Exercise brief »
Your answer should be a single number: how many lines in the data below hold the string "reason".

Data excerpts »

========

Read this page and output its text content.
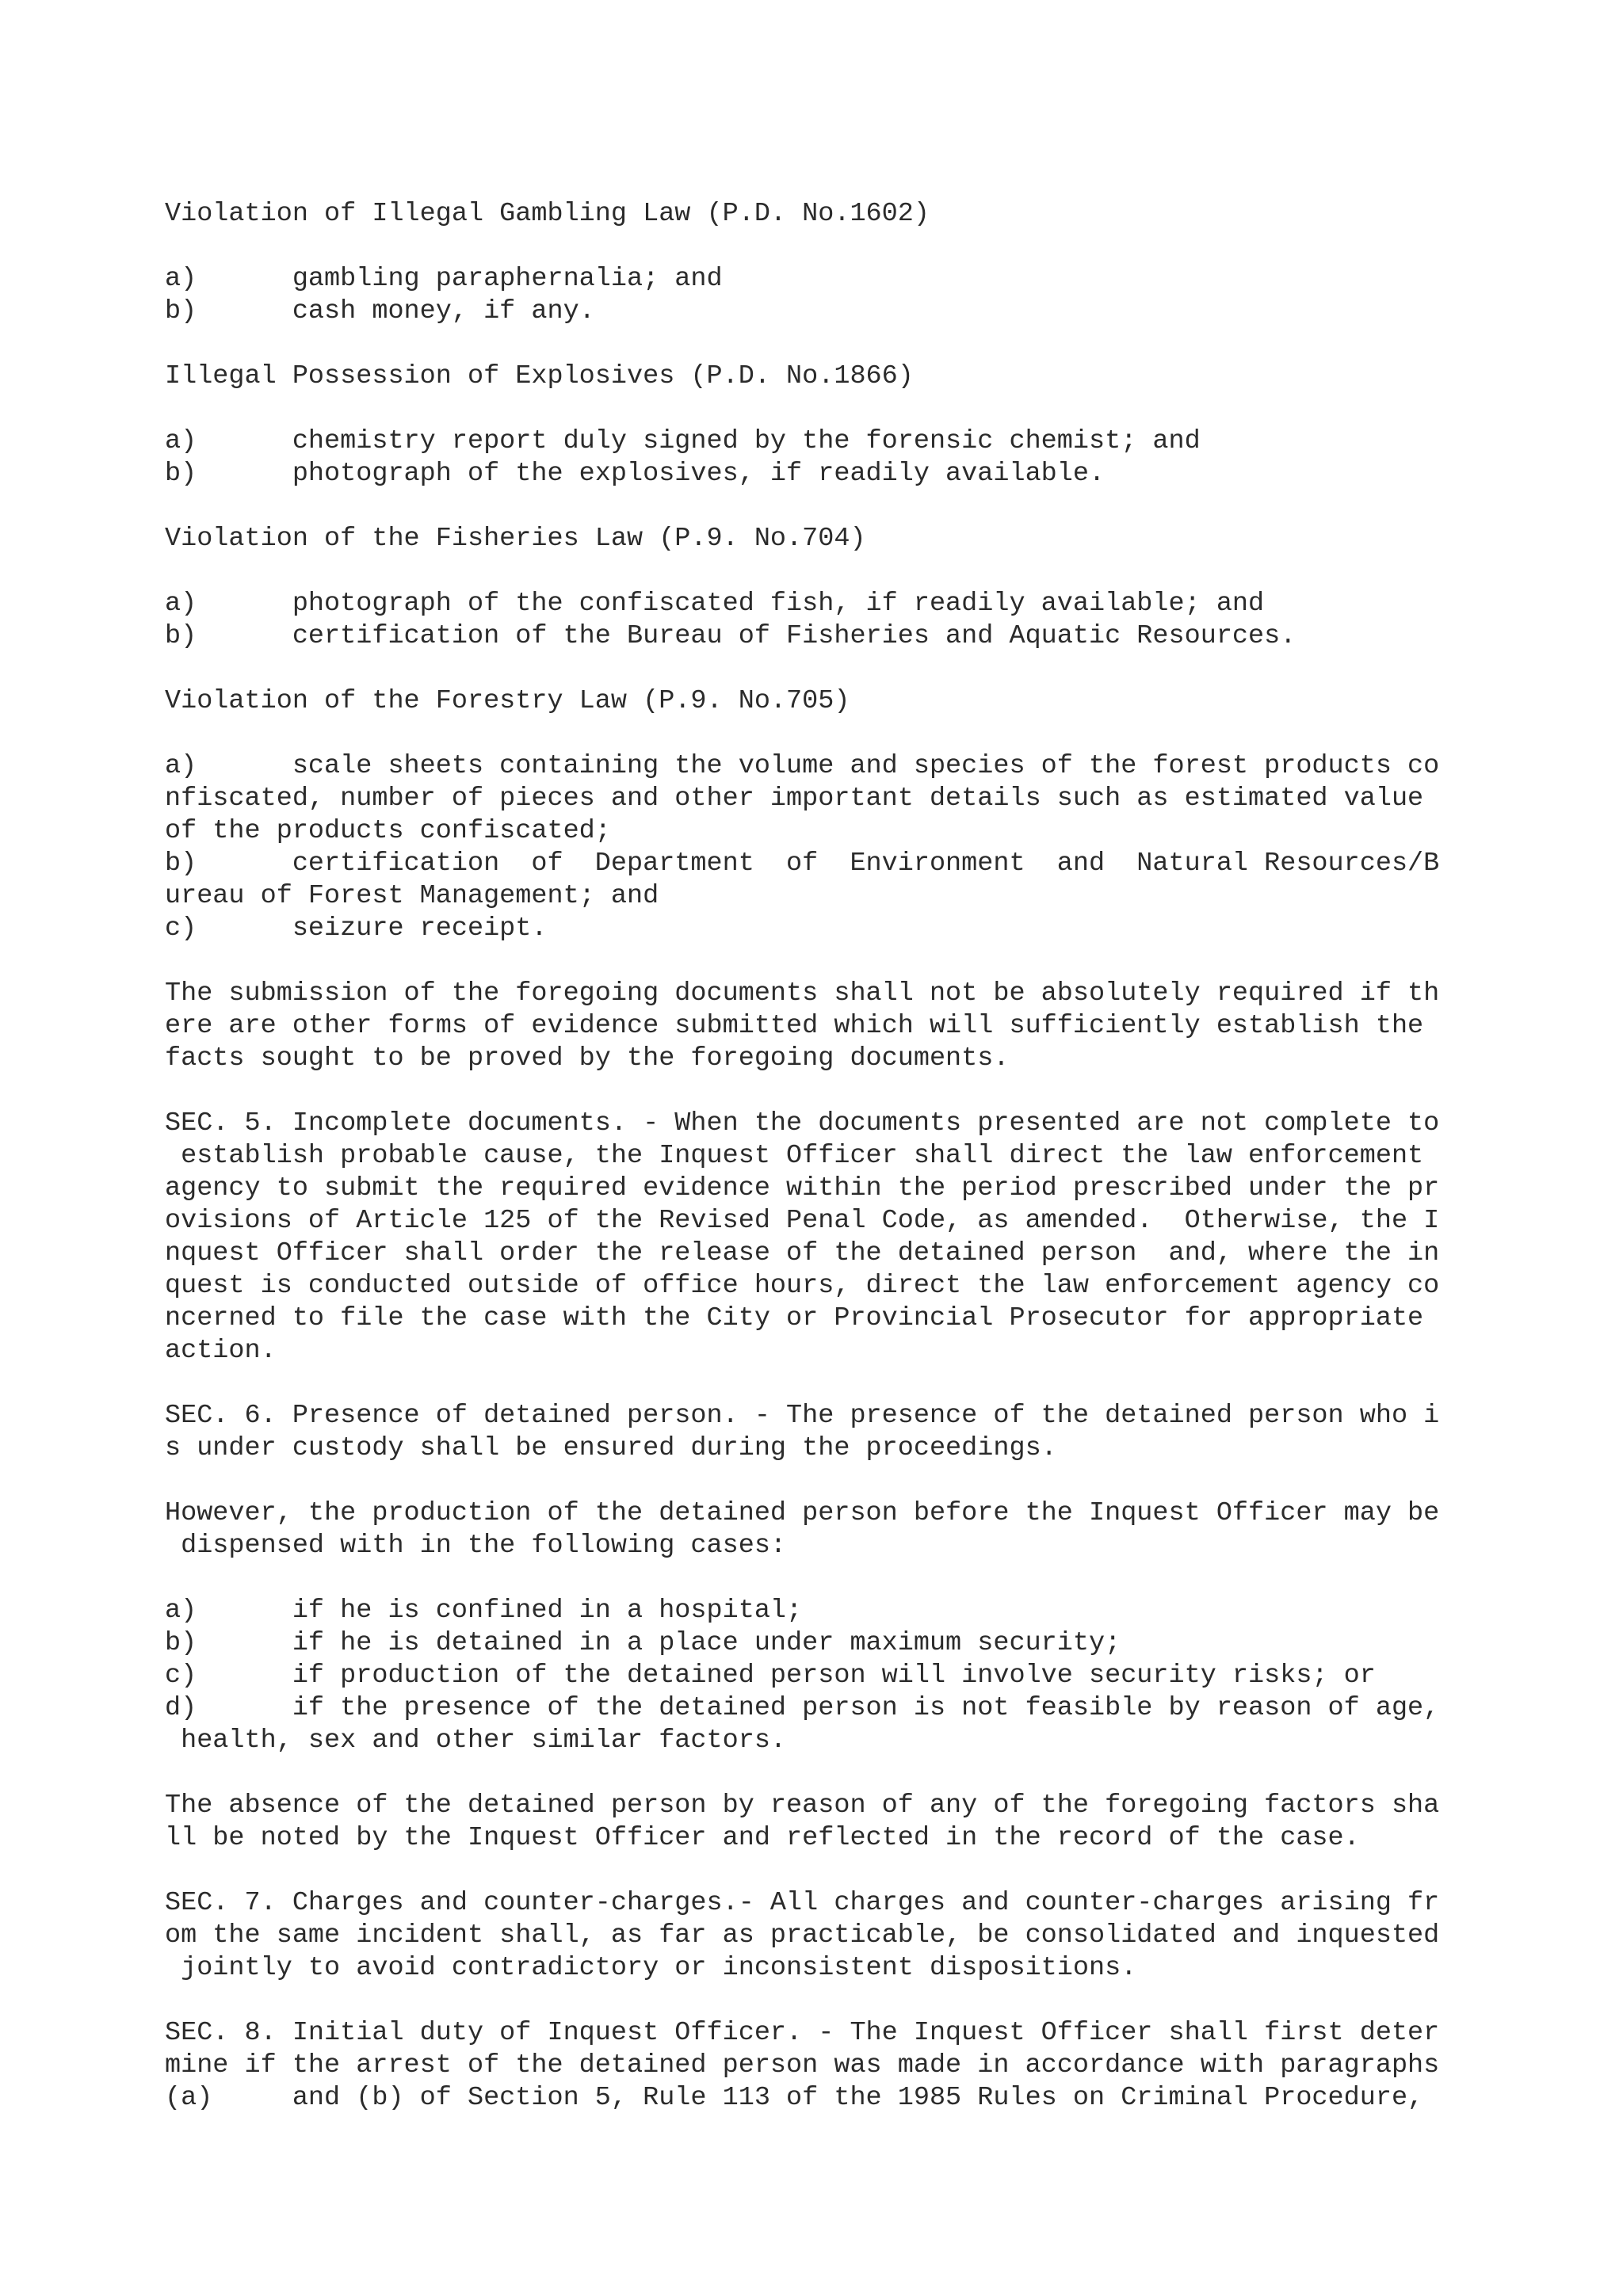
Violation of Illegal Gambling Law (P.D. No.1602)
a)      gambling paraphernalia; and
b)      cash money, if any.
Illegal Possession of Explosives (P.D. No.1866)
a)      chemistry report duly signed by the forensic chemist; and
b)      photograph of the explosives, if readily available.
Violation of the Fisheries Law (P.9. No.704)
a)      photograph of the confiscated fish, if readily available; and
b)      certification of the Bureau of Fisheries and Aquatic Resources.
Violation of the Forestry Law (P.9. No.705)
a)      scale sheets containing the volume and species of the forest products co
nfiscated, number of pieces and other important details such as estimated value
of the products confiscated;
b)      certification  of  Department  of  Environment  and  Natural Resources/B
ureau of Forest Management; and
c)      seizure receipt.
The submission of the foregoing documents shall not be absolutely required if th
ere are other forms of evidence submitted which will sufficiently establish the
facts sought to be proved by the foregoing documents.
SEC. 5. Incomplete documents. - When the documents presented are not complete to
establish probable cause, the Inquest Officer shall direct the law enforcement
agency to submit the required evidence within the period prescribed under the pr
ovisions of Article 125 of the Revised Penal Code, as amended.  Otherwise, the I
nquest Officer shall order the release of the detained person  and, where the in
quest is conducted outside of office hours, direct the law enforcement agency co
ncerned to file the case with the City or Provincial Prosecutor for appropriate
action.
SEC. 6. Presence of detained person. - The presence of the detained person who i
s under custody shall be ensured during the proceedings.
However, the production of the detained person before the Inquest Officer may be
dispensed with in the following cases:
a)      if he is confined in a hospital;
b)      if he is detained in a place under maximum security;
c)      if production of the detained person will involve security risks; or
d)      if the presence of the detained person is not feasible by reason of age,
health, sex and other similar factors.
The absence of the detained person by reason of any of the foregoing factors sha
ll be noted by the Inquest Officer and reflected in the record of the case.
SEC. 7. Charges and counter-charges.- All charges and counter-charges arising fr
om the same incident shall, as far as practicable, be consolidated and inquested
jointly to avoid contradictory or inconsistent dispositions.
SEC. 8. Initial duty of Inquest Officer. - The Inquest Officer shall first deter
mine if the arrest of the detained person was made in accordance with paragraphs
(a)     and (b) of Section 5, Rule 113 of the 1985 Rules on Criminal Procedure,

========

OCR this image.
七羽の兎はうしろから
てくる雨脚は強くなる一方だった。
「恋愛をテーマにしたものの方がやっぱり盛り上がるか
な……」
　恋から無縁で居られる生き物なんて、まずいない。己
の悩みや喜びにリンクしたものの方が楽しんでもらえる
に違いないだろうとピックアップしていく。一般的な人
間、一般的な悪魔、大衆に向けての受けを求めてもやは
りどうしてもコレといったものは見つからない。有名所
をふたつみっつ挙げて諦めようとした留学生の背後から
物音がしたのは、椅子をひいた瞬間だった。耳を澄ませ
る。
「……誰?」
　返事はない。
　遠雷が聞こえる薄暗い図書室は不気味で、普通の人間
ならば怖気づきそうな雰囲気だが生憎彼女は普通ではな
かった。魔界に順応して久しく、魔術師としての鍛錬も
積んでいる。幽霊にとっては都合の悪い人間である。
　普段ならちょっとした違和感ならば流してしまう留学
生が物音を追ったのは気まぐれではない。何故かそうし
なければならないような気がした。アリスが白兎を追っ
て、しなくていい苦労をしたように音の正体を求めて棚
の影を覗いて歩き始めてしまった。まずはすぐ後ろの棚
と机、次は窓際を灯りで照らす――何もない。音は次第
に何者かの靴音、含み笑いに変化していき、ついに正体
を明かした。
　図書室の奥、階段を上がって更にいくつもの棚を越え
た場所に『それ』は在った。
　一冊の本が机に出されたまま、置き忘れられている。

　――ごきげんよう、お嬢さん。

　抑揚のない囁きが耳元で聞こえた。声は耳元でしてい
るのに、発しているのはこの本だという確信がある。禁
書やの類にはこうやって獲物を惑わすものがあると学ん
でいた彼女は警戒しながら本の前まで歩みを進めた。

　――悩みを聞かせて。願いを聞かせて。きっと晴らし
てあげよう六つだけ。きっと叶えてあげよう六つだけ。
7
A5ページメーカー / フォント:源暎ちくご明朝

========

Task answer »
2